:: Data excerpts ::
════════
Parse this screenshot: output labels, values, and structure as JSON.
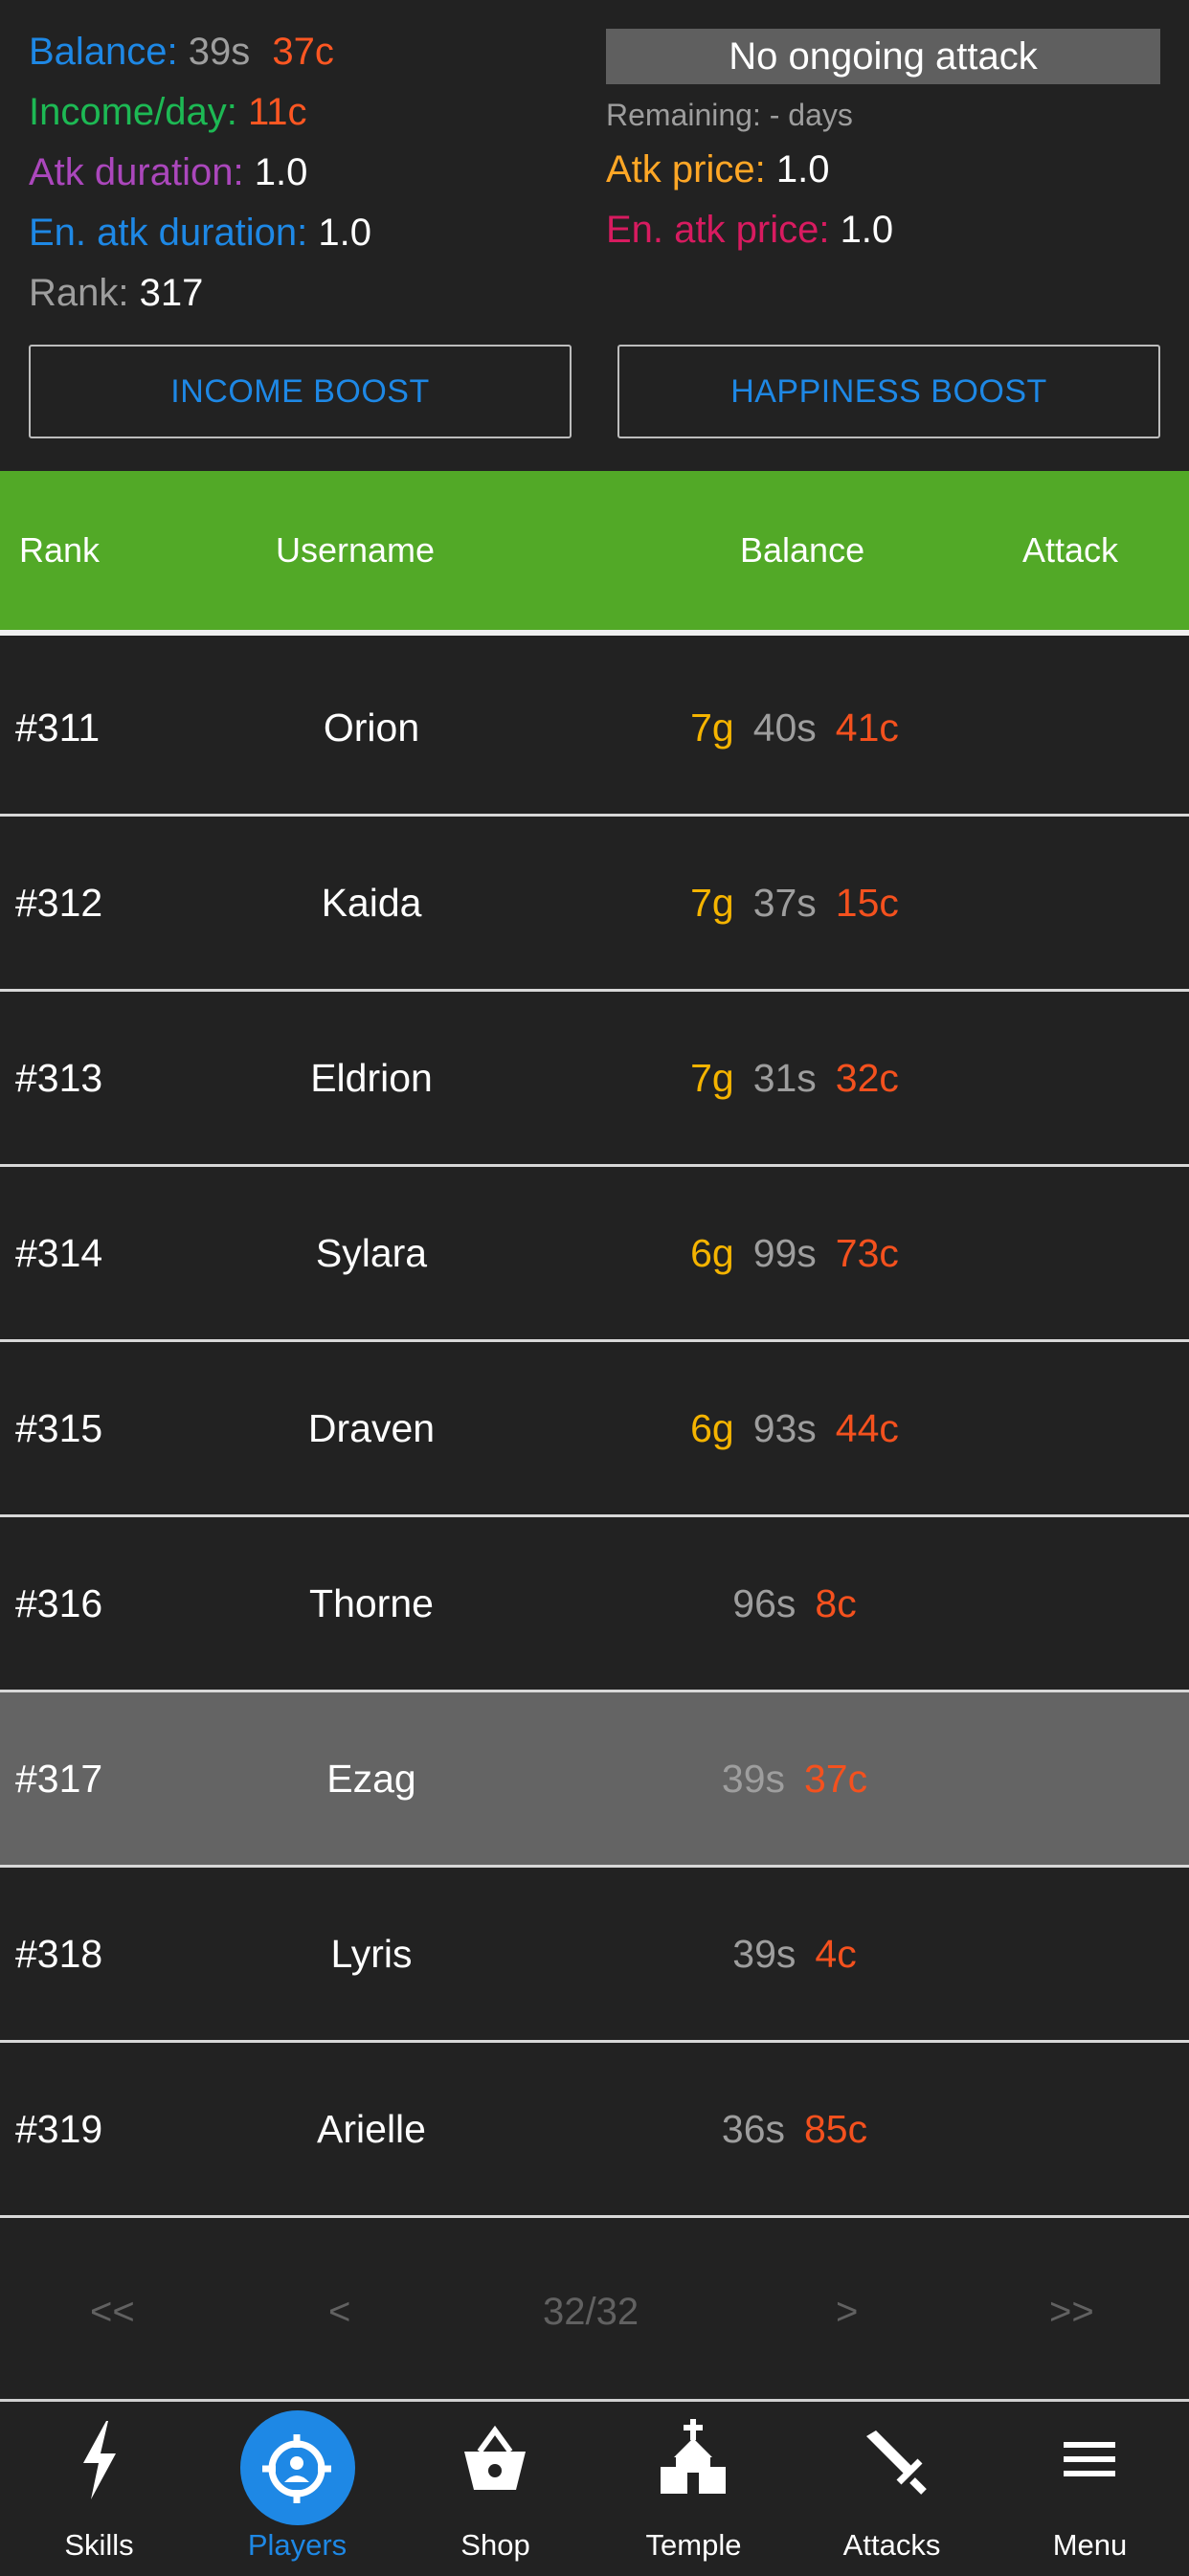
{
  "stats": {
    "balance_label": "Balance:",
    "balance_silver": "39s",
    "balance_copper": "37c",
    "income_label": "Income/day:",
    "income_value": "11c",
    "atk_duration_label": "Atk duration:",
    "atk_duration_value": "1.0",
    "en_atk_duration_label": "En. atk duration:",
    "en_atk_duration_value": "1.0",
    "rank_label": "Rank:",
    "rank_value": "317"
  },
  "attack": {
    "status": "No ongoing attack",
    "remaining": "Remaining: - days",
    "atk_price_label": "Atk price:",
    "atk_price_value": "1.0",
    "en_atk_price_label": "En. atk price:",
    "en_atk_price_value": "1.0"
  },
  "buttons": {
    "income_boost": "INCOME BOOST",
    "happiness_boost": "HAPPINESS BOOST"
  },
  "table": {
    "headers": {
      "rank": "Rank",
      "username": "Username",
      "balance": "Balance",
      "attack": "Attack"
    },
    "rows": [
      {
        "rank": "#311",
        "username": "Orion",
        "gold": "7g",
        "silver": "40s",
        "copper": "41c"
      },
      {
        "rank": "#312",
        "username": "Kaida",
        "gold": "7g",
        "silver": "37s",
        "copper": "15c"
      },
      {
        "rank": "#313",
        "username": "Eldrion",
        "gold": "7g",
        "silver": "31s",
        "copper": "32c"
      },
      {
        "rank": "#314",
        "username": "Sylara",
        "gold": "6g",
        "silver": "99s",
        "copper": "73c"
      },
      {
        "rank": "#315",
        "username": "Draven",
        "gold": "6g",
        "silver": "93s",
        "copper": "44c"
      },
      {
        "rank": "#316",
        "username": "Thorne",
        "gold": "",
        "silver": "96s",
        "copper": "8c"
      },
      {
        "rank": "#317",
        "username": "Ezag",
        "gold": "",
        "silver": "39s",
        "copper": "37c"
      },
      {
        "rank": "#318",
        "username": "Lyris",
        "gold": "",
        "silver": "39s",
        "copper": "4c"
      },
      {
        "rank": "#319",
        "username": "Arielle",
        "gold": "",
        "silver": "36s",
        "copper": "85c"
      }
    ]
  },
  "pagination": {
    "first": "<<",
    "prev": "<",
    "page": "32/32",
    "next": ">",
    "last": ">>"
  },
  "nav": [
    {
      "label": "Skills",
      "icon": "lightning-icon"
    },
    {
      "label": "Players",
      "icon": "crosshair-person-icon"
    },
    {
      "label": "Shop",
      "icon": "basket-icon"
    },
    {
      "label": "Temple",
      "icon": "church-icon"
    },
    {
      "label": "Attacks",
      "icon": "sword-icon"
    },
    {
      "label": "Menu",
      "icon": "hamburger-menu-icon"
    }
  ],
  "colors": {
    "header_green": "#52a927",
    "accent_blue": "#1e88e5",
    "gold": "#f5b400",
    "silver": "#9e9e9e",
    "copper": "#f4511e",
    "self_row": "#646464"
  }
}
════════
:: What this task involves ::
Please set down each line of the data above exactly as written, without the pictures.

:: Final result ::
Parse this screenshot: output labels, values, and structure as JSON.
{
  "stats": {
    "balance_label": "Balance:",
    "balance_silver": "39s",
    "balance_copper": "37c",
    "income_label": "Income/day:",
    "income_value": "11c",
    "atk_duration_label": "Atk duration:",
    "atk_duration_value": "1.0",
    "en_atk_duration_label": "En. atk duration:",
    "en_atk_duration_value": "1.0",
    "rank_label": "Rank:",
    "rank_value": "317"
  },
  "attack": {
    "status": "No ongoing attack",
    "remaining": "Remaining: - days",
    "atk_price_label": "Atk price:",
    "atk_price_value": "1.0",
    "en_atk_price_label": "En. atk price:",
    "en_atk_price_value": "1.0"
  },
  "buttons": {
    "income_boost": "INCOME BOOST",
    "happiness_boost": "HAPPINESS BOOST"
  },
  "table": {
    "headers": {
      "rank": "Rank",
      "username": "Username",
      "balance": "Balance",
      "attack": "Attack"
    },
    "rows": [
      {
        "rank": "#311",
        "username": "Orion",
        "gold": "7g",
        "silver": "40s",
        "copper": "41c"
      },
      {
        "rank": "#312",
        "username": "Kaida",
        "gold": "7g",
        "silver": "37s",
        "copper": "15c"
      },
      {
        "rank": "#313",
        "username": "Eldrion",
        "gold": "7g",
        "silver": "31s",
        "copper": "32c"
      },
      {
        "rank": "#314",
        "username": "Sylara",
        "gold": "6g",
        "silver": "99s",
        "copper": "73c"
      },
      {
        "rank": "#315",
        "username": "Draven",
        "gold": "6g",
        "silver": "93s",
        "copper": "44c"
      },
      {
        "rank": "#316",
        "username": "Thorne",
        "gold": "",
        "silver": "96s",
        "copper": "8c"
      },
      {
        "rank": "#317",
        "username": "Ezag",
        "gold": "",
        "silver": "39s",
        "copper": "37c"
      },
      {
        "rank": "#318",
        "username": "Lyris",
        "gold": "",
        "silver": "39s",
        "copper": "4c"
      },
      {
        "rank": "#319",
        "username": "Arielle",
        "gold": "",
        "silver": "36s",
        "copper": "85c"
      }
    ]
  },
  "pagination": {
    "first": "<<",
    "prev": "<",
    "page": "32/32",
    "next": ">",
    "last": ">>"
  },
  "nav": [
    {
      "label": "Skills",
      "icon": "lightning-icon"
    },
    {
      "label": "Players",
      "icon": "crosshair-person-icon"
    },
    {
      "label": "Shop",
      "icon": "basket-icon"
    },
    {
      "label": "Temple",
      "icon": "church-icon"
    },
    {
      "label": "Attacks",
      "icon": "sword-icon"
    },
    {
      "label": "Menu",
      "icon": "hamburger-menu-icon"
    }
  ],
  "colors": {
    "header_green": "#52a927",
    "accent_blue": "#1e88e5",
    "gold": "#f5b400",
    "silver": "#9e9e9e",
    "copper": "#f4511e",
    "self_row": "#646464"
  }
}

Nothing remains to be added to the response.